* Extracted records
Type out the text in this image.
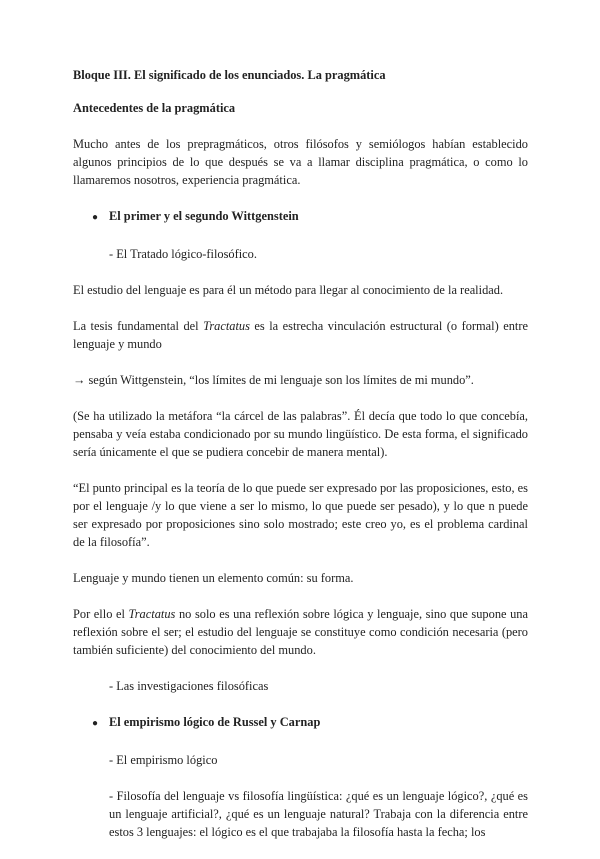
Bloque III. El significado de los enunciados. La pragmática

Antecedentes de la pragmática

Mucho antes de los prepragmáticos, otros filósofos y semiólogos habían establecido algunos principios de lo que después se va a llamar disciplina pragmática, o como lo llamaremos nosotros, experiencia pragmática.

● El primer y el segundo Wittgenstein

- El Tratado lógico-filosófico.

El estudio del lenguaje es para él un método para llegar al conocimiento de la realidad.

La tesis fundamental del Tractatus es la estrecha vinculación estructural (o formal) entre lenguaje y mundo

→ según Wittgenstein, “los límites de mi lenguaje son los límites de mi mundo”.

(Se ha utilizado la metáfora “la cárcel de las palabras”. Él decía que todo lo que concebía, pensaba y veía estaba condicionado por su mundo lingüístico. De esta forma, el significado sería únicamente el que se pudiera concebir de manera mental).

“El punto principal es la teoría de lo que puede ser expresado por las proposiciones, esto, es por el lenguaje /y lo que viene a ser lo mismo, lo que puede ser pesado), y lo que n puede ser expresado por proposiciones sino solo mostrado; este creo yo, es el problema cardinal de la filosofía”.

Lenguaje y mundo tienen un elemento común: su forma.

Por ello el Tractatus no solo es una reflexión sobre lógica y lenguaje, sino que supone una reflexión sobre el ser; el estudio del lenguaje se constituye como condición necesaria (pero también suficiente) del conocimiento del mundo.

- Las investigaciones filosóficas

● El empirismo lógico de Russel y Carnap

- El empirismo lógico

- Filosofía del lenguaje vs filosofía lingüística: ¿qué es un lenguaje lógico?, ¿qué es un lenguaje artificial?, ¿qué es un lenguaje natural? Trabaja con la diferencia entre estos 3 lenguajes: el lógico es el que trabajaba la filosofía hasta la fecha; los
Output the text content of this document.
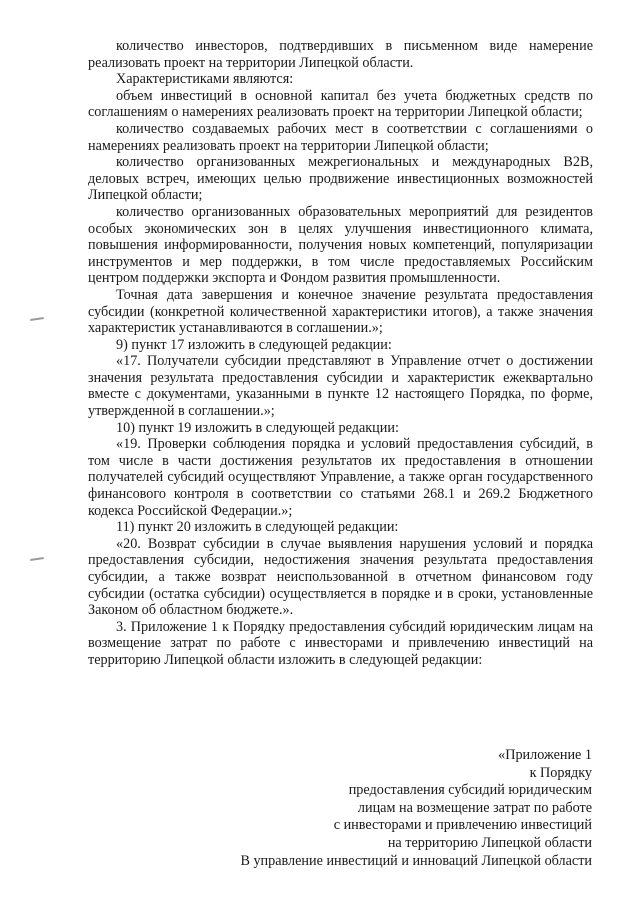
количество инвесторов, подтвердивших в письменном виде намерение реализовать проект на территории Липецкой области.

Характеристиками являются:

объем инвестиций в основной капитал без учета бюджетных средств по соглашениям о намерениях реализовать проект на территории Липецкой области;

количество создаваемых рабочих мест в соответствии с соглашениями о намерениях реализовать проект на территории Липецкой области;

количество организованных межрегиональных и международных B2B, деловых встреч, имеющих целью продвижение инвестиционных возможностей Липецкой области;

количество организованных образовательных мероприятий для резидентов особых экономических зон в целях улучшения инвестиционного климата, повышения информированности, получения новых компетенций, популяризации инструментов и мер поддержки, в том числе предоставляемых Российским центром поддержки экспорта и Фондом развития промышленности.

Точная дата завершения и конечное значение результата предоставления субсидии (конкретной количественной характеристики итогов), а также значения характеристик устанавливаются в соглашении.»;

9) пункт 17 изложить в следующей редакции:

«17. Получатели субсидии представляют в Управление отчет о достижении значения результата предоставления субсидии и характеристик ежеквартально вместе с документами, указанными в пункте 12 настоящего Порядка, по форме, утвержденной в соглашении.»;

10) пункт 19 изложить в следующей редакции:

«19. Проверки соблюдения порядка и условий предоставления субсидий, в том числе в части достижения результатов их предоставления в отношении получателей субсидий осуществляют Управление, а также орган государственного финансового контроля в соответствии со статьями 268.1 и 269.2 Бюджетного кодекса Российской Федерации.»;

11) пункт 20 изложить в следующей редакции:

«20. Возврат субсидии в случае выявления нарушения условий и порядка предоставления субсидии, недостижения значения результата предоставления субсидии, а также возврат неиспользованной в отчетном финансовом году субсидии (остатка субсидии) осуществляется в порядке и в сроки, установленные Законом об областном бюджете.».

3. Приложение 1 к Порядку предоставления субсидий юридическим лицам на возмещение затрат по работе с инвесторами и привлечению инвестиций на территорию Липецкой области изложить в следующей редакции:

«Приложение 1
к Порядку
предоставления субсидий юридическим
лицам на возмещение затрат по работе
с инвесторами и привлечению инвестиций
на территорию Липецкой области
В управление инвестиций и инноваций Липецкой области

* Task brief
Write out the records above exactly as they appear, leaving out any pictures.

* Correct output
Type out the text in this image.
Bloque III. El significado de los enunciados. La pragmática

Antecedentes de la pragmática

Mucho antes de los prepragmáticos, otros filósofos y semiólogos habían establecido algunos principios de lo que después se va a llamar disciplina pragmática, o como lo llamaremos nosotros, experiencia pragmática.

● El primer y el segundo Wittgenstein

- El Tratado lógico-filosófico.

El estudio del lenguaje es para él un método para llegar al conocimiento de la realidad.

La tesis fundamental del Tractatus es la estrecha vinculación estructural (o formal) entre lenguaje y mundo

→ según Wittgenstein, “los límites de mi lenguaje son los límites de mi mundo”.

(Se ha utilizado la metáfora “la cárcel de las palabras”. Él decía que todo lo que concebía, pensaba y veía estaba condicionado por su mundo lingüístico. De esta forma, el significado sería únicamente el que se pudiera concebir de manera mental).

“El punto principal es la teoría de lo que puede ser expresado por las proposiciones, esto, es por el lenguaje /y lo que viene a ser lo mismo, lo que puede ser pesado), y lo que n puede ser expresado por proposiciones sino solo mostrado; este creo yo, es el problema cardinal de la filosofía”.

Lenguaje y mundo tienen un elemento común: su forma.

Por ello el Tractatus no solo es una reflexión sobre lógica y lenguaje, sino que supone una reflexión sobre el ser; el estudio del lenguaje se constituye como condición necesaria (pero también suficiente) del conocimiento del mundo.

- Las investigaciones filosóficas

● El empirismo lógico de Russel y Carnap

- El empirismo lógico

- Filosofía del lenguaje vs filosofía lingüística: ¿qué es un lenguaje lógico?, ¿qué es un lenguaje artificial?, ¿qué es un lenguaje natural? Trabaja con la diferencia entre estos 3 lenguajes: el lógico es el que trabajaba la filosofía hasta la fecha; los
Output the text content of this document.
количество инвесторов, подтвердивших в письменном виде намерение реализовать проект на территории Липецкой области.

Характеристиками являются:

объем инвестиций в основной капитал без учета бюджетных средств по соглашениям о намерениях реализовать проект на территории Липецкой области;

количество создаваемых рабочих мест в соответствии с соглашениями о намерениях реализовать проект на территории Липецкой области;

количество организованных межрегиональных и международных B2B, деловых встреч, имеющих целью продвижение инвестиционных возможностей Липецкой области;

количество организованных образовательных мероприятий для резидентов особых экономических зон в целях улучшения инвестиционного климата, повышения информированности, получения новых компетенций, популяризации инструментов и мер поддержки, в том числе предоставляемых Российским центром поддержки экспорта и Фондом развития промышленности.

Точная дата завершения и конечное значение результата предоставления субсидии (конкретной количественной характеристики итогов), а также значения характеристик устанавливаются в соглашении.»;

9) пункт 17 изложить в следующей редакции:

«17. Получатели субсидии представляют в Управление отчет о достижении значения результата предоставления субсидии и характеристик ежеквартально вместе с документами, указанными в пункте 12 настоящего Порядка, по форме, утвержденной в соглашении.»;

10) пункт 19 изложить в следующей редакции:

«19. Проверки соблюдения порядка и условий предоставления субсидий, в том числе в части достижения результатов их предоставления в отношении получателей субсидий осуществляют Управление, а также орган государственного финансового контроля в соответствии со статьями 268.1 и 269.2 Бюджетного кодекса Российской Федерации.»;

11) пункт 20 изложить в следующей редакции:

«20. Возврат субсидии в случае выявления нарушения условий и порядка предоставления субсидии, недостижения значения результата предоставления субсидии, а также возврат неиспользованной в отчетном финансовом году субсидии (остатка субсидии) осуществляется в порядке и в сроки, установленные Законом об областном бюджете.».

3. Приложение 1 к Порядку предоставления субсидий юридическим лицам на возмещение затрат по работе с инвесторами и привлечению инвестиций на территорию Липецкой области изложить в следующей редакции:

«Приложение 1
к Порядку
предоставления субсидий юридическим
лицам на возмещение затрат по работе
с инвесторами и привлечению инвестиций
на территорию Липецкой области
В управление инвестиций и инноваций Липецкой области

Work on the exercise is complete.